# TEXTO PARA LEITURA:
===

O concreto é o segundo material mais consumido no planeta, depois da água. Somente a produção de cimento — o pó para fabricá-lo — é responsável por 6% das emissões de CO2, sendo que, quando curado, o produto final libera dióxido de carbono. “Nosso método oferece uma alternativa verde aos modernos materiais de construção”, diz Srubar. No estudo, foram usadas cianobactérias do gênero Synechococcus. Sob as condições certas, esses micróbios verdes absorvem CO2 para crescerem e produzirem carbonato de cálcio — o principal ingrediente do calcário e cimento. Portanto, além de não gerar esse gás, o material o capturaria da atmosfera, o que Srubar considera um “bônus adicional”.

===

# LISTAGEM DE DADOS:

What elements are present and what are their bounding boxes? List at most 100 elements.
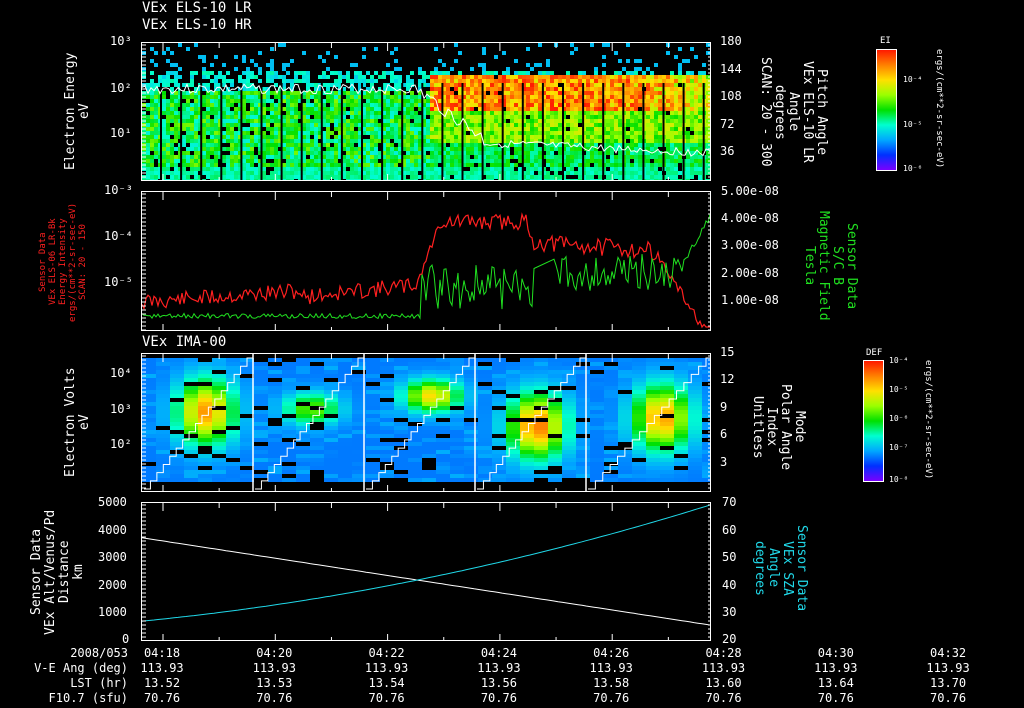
footer-value: 13.64 [817,676,854,690]
footer-row: F10.7 (sfu) 70.76 70.76 70.76 70.76 70.76 70.7… [0,691,1024,706]
panel4-right-axis-label: Sensor Data VEx SZA Angle degrees [752,524,809,612]
panel4-y2tick: 40 [722,578,737,592]
colorbar2-tick: 10⁻⁵ [889,385,909,394]
footer-row-label: F10.7 (sfu) [48,691,128,705]
footer-value: 113.93 [477,661,521,675]
footer-value: 04:26 [593,646,630,660]
panel3-y2tick: 6 [720,427,728,441]
footer-value: 70.76 [480,691,517,705]
footer-value: 13.53 [256,676,293,690]
colorbar1-tick: 10⁻⁵ [903,120,923,129]
footer-row: 2008/053 04:18 04:20 04:22 04:24 04:26 04:28 04… [0,646,1024,661]
panel2-ytick: 10⁻³ [104,183,133,197]
panel3-y2tick: 9 [720,400,728,414]
panel2-y2tick: 5.00e-08 [721,184,779,198]
panel4-y2tick: 60 [722,523,737,537]
panel3-y2tick: 3 [720,455,728,469]
footer-value: 113.93 [814,661,858,675]
panel1-y2tick: 144 [720,62,742,76]
panel1-left-axis-label: Electron Energy eV [63,52,92,170]
footer-value: 04:22 [368,646,405,660]
footer-row-label: 2008/053 [70,646,128,660]
footer-value: 04:24 [480,646,517,660]
colorbar1-tick: 10⁻⁴ [903,75,923,84]
footer-row-label: LST (hr) [70,676,128,690]
footer-value: 70.76 [593,691,630,705]
panel1-y2tick: 72 [720,117,735,131]
footer-value: 13.54 [368,676,405,690]
colorbar2-units: ergs/(cm**2-sr-sec-eV) [923,360,933,480]
panel4-ytick: 0 [122,632,130,646]
footer-value: 113.93 [364,661,409,675]
footer-value: 113.93 [589,661,633,675]
panel4-ytick: 5000 [98,495,127,509]
panel1-title-lr: VEx ELS-10 LR [142,0,252,16]
panel1-right-axis-label: Pitch Angle VEx ELS-10 LR Angle degrees SCAN… [758,57,829,167]
panel3-left-axis-label: Electron Volts eV [63,367,92,477]
panel1-y2tick: 108 [720,89,742,103]
colorbar1-units: ergs/(cm**2-sr-sec-eV) [934,49,944,169]
panel3-title: VEx IMA-00 [142,334,227,350]
panel4-left-axis-label: Sensor Data VEx Alt/Venus/Pd Distance km [29,509,86,635]
panel4-y2tick: 50 [722,550,737,564]
footer-value: 70.76 [256,691,293,705]
footer-value: 04:20 [256,646,293,660]
panel4-ytick: 3000 [98,550,127,564]
footer-value: 70.76 [930,691,967,705]
panel2-line-plot[interactable] [141,191,711,331]
footer-value: 13.52 [143,676,181,690]
panel2-right-axis-label: Sensor Data S/C B Magnetic Field Tesla [802,211,859,321]
panel4-y2tick: 20 [722,632,737,646]
footer-value: 04:30 [817,646,854,660]
panel1-els-spectrogram[interactable] [141,42,711,181]
panel1-ytick: 10³ [110,34,132,48]
footer-value: 70.76 [817,691,854,705]
panel2-ytick: 10⁻⁵ [104,275,133,289]
panel2-y2tick: 4.00e-08 [721,211,779,225]
colorbar2-tick: 10⁻⁸ [889,475,909,484]
footer-value: 113.93 [252,661,296,675]
panel3-ima-spectrogram[interactable] [141,353,711,492]
panel3-y2tick: 12 [720,372,735,386]
panel1-y2tick: 180 [720,34,742,48]
panel2-y2tick: 1.00e-08 [721,293,779,307]
panel4-y2tick: 70 [722,495,737,509]
panel2-y2tick: 2.00e-08 [721,266,779,280]
panel4-y2tick: 30 [722,605,737,619]
colorbar2-tick: 10⁻⁴ [889,356,909,365]
colorbar1-ei [876,49,897,171]
panel3-right-axis-label: Mode Polar Angle Index Unitless [750,383,807,471]
panel3-ytick: 10⁴ [110,366,132,380]
panel2-left-axis-label: Sensor Data VEx ELS-06 LR-Bk Energy Intens… [38,202,88,322]
colorbar2-title: DEF [866,348,883,358]
footer-value: 13.70 [930,676,967,690]
footer-value: 04:32 [930,646,967,660]
panel4-ytick: 4000 [98,523,127,537]
panel2-y2tick: 3.00e-08 [721,238,779,252]
footer-value: 70.76 [705,691,742,705]
panel1-ytick: 10² [110,81,132,95]
footer-value: 113.93 [926,661,970,675]
panel4-ytick: 1000 [98,605,127,619]
colorbar2-tick: 10⁻⁷ [889,443,909,452]
footer-row: V-E Ang (deg) 113.93 113.93 113.93 113.93 113… [0,661,1024,676]
panel1-title-hr: VEx ELS-10 HR [142,17,252,33]
footer-value: 04:28 [705,646,742,660]
footer-value: 04:18 [143,646,181,660]
panel1-y2tick: 36 [720,144,735,158]
footer-value: 13.56 [480,676,517,690]
footer-value: 70.76 [143,691,181,705]
panel3-ytick: 10³ [110,402,132,416]
panel4-ytick: 2000 [98,578,127,592]
footer-value: 70.76 [368,691,405,705]
panel3-y2tick: 15 [720,345,735,359]
panel4-line-plot[interactable] [141,502,711,641]
footer-value: 113.93 [140,661,184,675]
panel1-ytick: 10¹ [110,126,132,140]
colorbar1-title: EI [880,36,891,46]
footer-row: LST (hr) 13.52 13.53 13.54 13.56 13.58 13.60 13… [0,676,1024,691]
colorbar2-tick: 10⁻⁶ [889,414,909,423]
panel2-ytick: 10⁻⁴ [104,229,133,243]
footer-value: 113.93 [701,661,746,675]
colorbar1-tick: 10⁻⁶ [903,164,923,173]
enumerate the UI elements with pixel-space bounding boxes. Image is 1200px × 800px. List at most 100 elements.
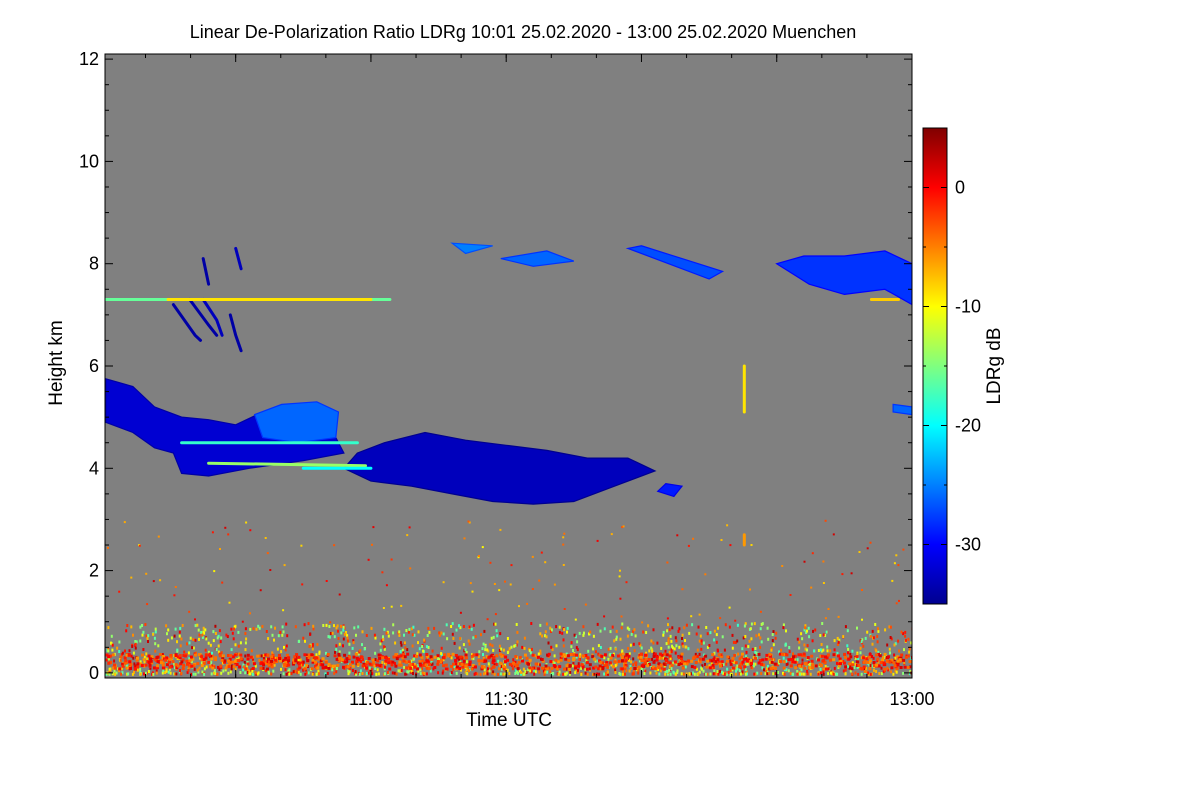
noise-pixel <box>462 643 465 647</box>
band-pixel <box>612 665 616 669</box>
noise-pixel <box>464 648 467 652</box>
noise-pixel <box>760 622 763 626</box>
noise-pixel <box>126 624 129 627</box>
noise-pixel <box>210 661 213 665</box>
band-pixel <box>256 654 260 658</box>
band-pixel <box>433 666 437 669</box>
band-pixel <box>633 667 637 670</box>
noise-pixel <box>333 671 336 675</box>
band-pixel <box>436 660 440 663</box>
noise-pixel <box>846 644 849 648</box>
noise-pixel <box>139 660 142 664</box>
noise-pixel <box>297 670 300 674</box>
noise-pixel <box>555 625 558 629</box>
band-pixel <box>605 661 609 665</box>
noise-pixel <box>135 640 138 644</box>
noise-pixel <box>299 658 302 662</box>
noise-pixel <box>594 659 597 663</box>
noise-pixel <box>417 664 419 668</box>
noise-pixel <box>527 668 530 672</box>
band-pixel <box>652 665 656 669</box>
noise-pixel <box>822 633 825 637</box>
noise-pixel <box>421 671 424 675</box>
noise-pixel <box>752 662 755 666</box>
noise-pixel <box>744 635 747 638</box>
noise-pixel <box>533 672 536 676</box>
noise-pixel <box>800 653 802 657</box>
band-pixel <box>409 666 413 670</box>
virga-streak <box>171 303 202 342</box>
noise-pixel <box>494 613 497 616</box>
noise-pixel <box>271 633 274 637</box>
band-pixel <box>127 653 131 657</box>
band-pixel <box>270 659 273 663</box>
band-pixel <box>673 660 677 664</box>
noise-pixel <box>219 548 221 550</box>
noise-pixel <box>888 625 891 629</box>
band-pixel <box>475 653 479 657</box>
noise-pixel <box>162 669 165 672</box>
noise-pixel <box>647 624 650 628</box>
band-pixel <box>857 663 861 667</box>
noise-pixel <box>550 645 553 649</box>
noise-pixel <box>482 656 485 660</box>
noise-pixel <box>354 670 357 673</box>
noise-pixel <box>462 625 465 628</box>
noise-pixel <box>908 672 911 676</box>
band-pixel <box>616 654 620 658</box>
noise-pixel <box>539 649 542 653</box>
noise-pixel <box>778 661 780 665</box>
noise-pixel <box>118 650 121 653</box>
band-pixel <box>782 666 786 670</box>
noise-pixel <box>630 660 633 664</box>
band-pixel <box>316 666 320 670</box>
noise-pixel <box>477 655 480 659</box>
noise-pixel <box>908 647 911 651</box>
band-pixel <box>283 663 287 666</box>
noise-pixel <box>322 624 325 627</box>
noise-pixel <box>822 582 825 584</box>
band-pixel <box>208 665 212 669</box>
noise-pixel <box>180 672 183 675</box>
noise-pixel <box>677 629 680 633</box>
noise-pixel <box>370 668 373 672</box>
noise-pixel <box>186 642 188 646</box>
noise-pixel <box>543 672 546 676</box>
noise-pixel <box>588 667 591 671</box>
noise-pixel <box>245 521 248 524</box>
noise-pixel <box>373 664 376 668</box>
noise-pixel <box>542 669 545 673</box>
noise-pixel <box>244 671 247 675</box>
band-pixel <box>770 660 774 664</box>
band-pixel <box>890 658 894 662</box>
noise-pixel <box>902 671 905 675</box>
noise-pixel <box>513 644 516 648</box>
noise-pixel <box>413 663 416 666</box>
noise-pixel <box>271 651 274 655</box>
band-pixel <box>680 657 683 661</box>
band-pixel <box>772 666 776 670</box>
band-pixel <box>321 666 325 670</box>
noise-pixel <box>417 630 420 634</box>
noise-pixel <box>651 649 654 653</box>
noise-pixel <box>298 639 301 643</box>
band-pixel <box>465 663 469 667</box>
band-pixel <box>361 664 365 668</box>
band-pixel <box>444 667 448 671</box>
noise-pixel <box>459 660 462 664</box>
noise-pixel <box>165 669 168 673</box>
band-pixel <box>287 656 291 660</box>
noise-pixel <box>544 630 547 634</box>
noise-pixel <box>213 669 216 673</box>
band-pixel <box>770 657 774 661</box>
noise-pixel <box>346 659 349 663</box>
noise-pixel <box>652 641 655 645</box>
noise-pixel <box>552 672 555 676</box>
noise-pixel <box>515 643 518 647</box>
band-pixel <box>266 654 270 657</box>
band-pixel <box>559 656 563 660</box>
noise-pixel <box>615 635 618 639</box>
y-tick-label: 2 <box>89 561 99 581</box>
noise-pixel <box>346 634 349 638</box>
noise-pixel <box>451 622 454 626</box>
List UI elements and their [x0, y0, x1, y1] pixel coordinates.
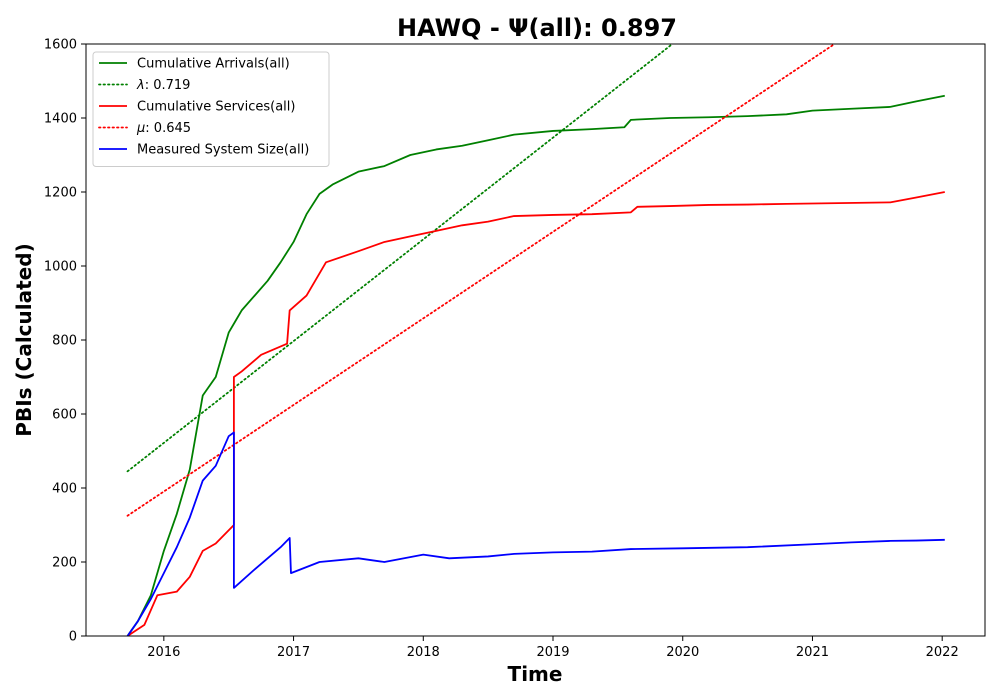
- y-tick-label: 400: [52, 482, 77, 497]
- y-tick-label: 800: [52, 334, 77, 349]
- series-line-4: [126, 44, 836, 517]
- x-tick-label: 2021: [796, 645, 829, 660]
- legend-box: [92, 51, 330, 167]
- y-tick-label: 1000: [44, 260, 77, 275]
- x-tick-label: 2018: [407, 645, 440, 660]
- legend: Cumulative Arrivals(all) λ: 0.719 Cumulati…: [92, 51, 330, 167]
- y-axis: 0 200 400 600 800 1000 1200 1400 1600: [44, 38, 86, 645]
- y-axis-title: PBIs (Calculated): [12, 243, 36, 436]
- x-tick-label: 2019: [536, 645, 569, 660]
- chart-title: HAWQ - Ψ(all): 0.897: [397, 14, 677, 42]
- series-layer: [126, 44, 945, 636]
- series-line-2: [126, 44, 674, 473]
- x-tick-label: 2022: [926, 645, 959, 660]
- y-tick-label: 200: [52, 556, 77, 571]
- y-tick-label: 1200: [44, 186, 77, 201]
- legend-item-label: μ: 0.645: [136, 121, 191, 136]
- y-tick-label: 600: [52, 408, 77, 423]
- legend-item-label: Measured System Size(all): [137, 143, 309, 158]
- series-line-1: [126, 94, 945, 636]
- x-tick-label: 2017: [277, 645, 310, 660]
- y-tick-label: 1400: [44, 112, 77, 127]
- x-tick-label: 2020: [666, 645, 699, 660]
- series-line-3: [127, 191, 945, 636]
- y-tick-label: 0: [69, 630, 77, 645]
- series-line-5: [126, 431, 945, 636]
- x-axis-title: Time: [508, 662, 563, 686]
- legend-item-label: Cumulative Services(all): [137, 100, 295, 115]
- legend-item-label: λ: 0.719: [136, 78, 190, 93]
- x-axis: 2016 2017 2018 2019 2020 2021 2022: [147, 636, 959, 660]
- y-tick-label: 1600: [44, 38, 77, 53]
- x-tick-label: 2016: [147, 645, 180, 660]
- legend-item-label: Cumulative Arrivals(all): [137, 57, 290, 72]
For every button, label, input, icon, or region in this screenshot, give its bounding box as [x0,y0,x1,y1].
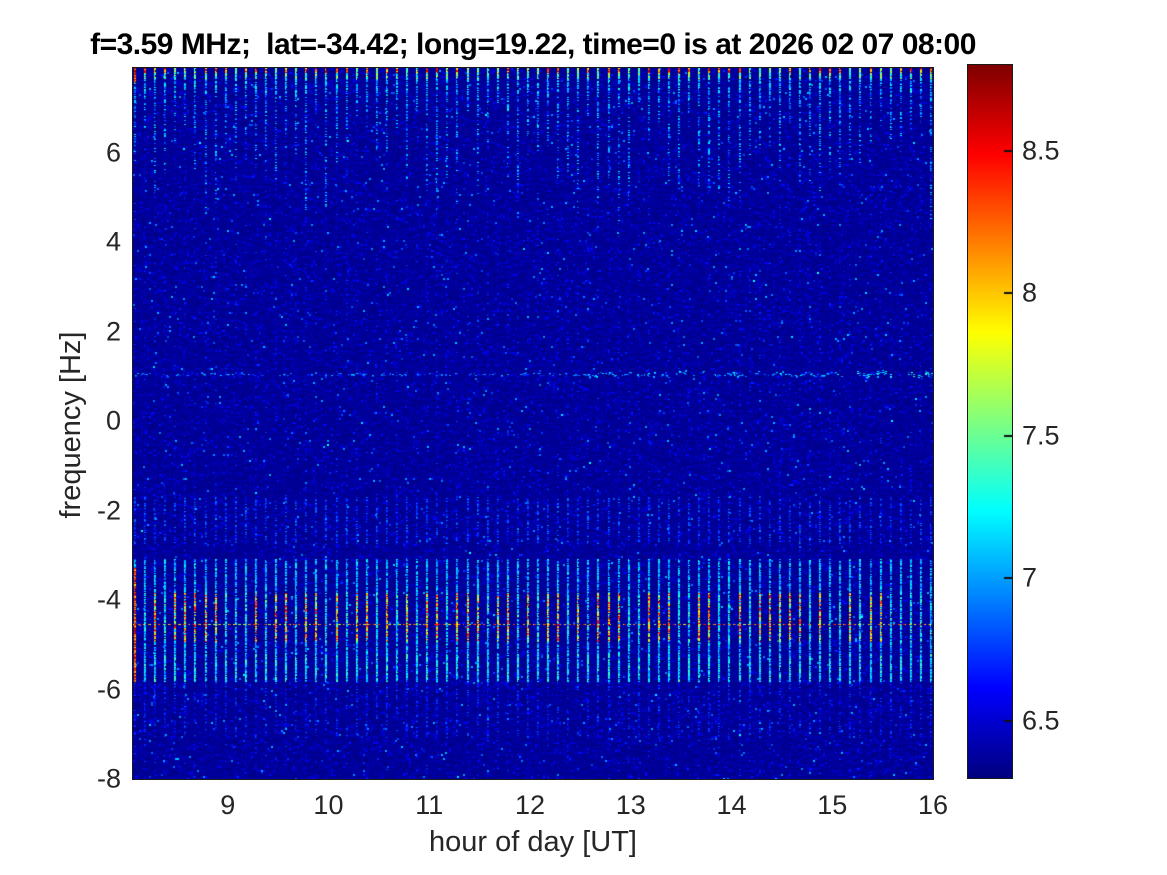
x-tick-label: 15 [817,790,848,820]
plot-title: f=3.59 MHz; lat=-34.42; long=19.22, time… [90,28,976,61]
x-axis-label: hour of day [UT] [429,826,637,858]
y-tick-label: 0 [105,405,121,436]
colorbar-tick-label: 8.5 [1022,135,1060,166]
y-tick-label: -4 [96,584,121,615]
colorbar-tick-label: 8 [1022,277,1038,308]
y-tick-label: 2 [105,316,121,347]
y-tick-label: -8 [96,763,121,794]
x-tick-label: 9 [220,790,236,820]
x-tick-label: 16 [917,790,949,820]
y-tick-label: 4 [105,226,121,257]
y-tick-label: 6 [105,137,121,168]
colorbar [967,64,1013,779]
colorbar-gradient [968,65,1012,778]
x-tick-label: 14 [716,790,747,820]
x-tick-label: 12 [514,790,545,820]
colorbar-tick-label: 7 [1022,562,1038,593]
x-tick-label: 13 [615,790,646,820]
spectrogram-heatmap [133,68,933,779]
colorbar-tick-label: 7.5 [1022,420,1060,451]
y-tick-label: -6 [96,674,121,705]
y-tick-label: -2 [96,495,121,526]
x-tick-label: 11 [415,790,444,820]
colorbar-tick-label: 6.5 [1022,705,1060,736]
plot-area [132,67,934,780]
x-tick-label: 10 [313,790,344,820]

===

# INSTRUÇÕES:
(A) De acordo com o texto sobre o concreto, a produção de cimento responde por qual porcentagem das emissões de CO2?
(B) Extraia da listagem todas as linhas que contêm a palavra "their".

# RESPOSTAS ÀS TAREFAS:
(A) A produção de cimento é responsável por 6% das emissões de CO2.

(B)
What elements are present and what are their bounding boxes? List at most 100 elements.
List UI elements and their [x0, y0, x1, y1] pixel coordinates.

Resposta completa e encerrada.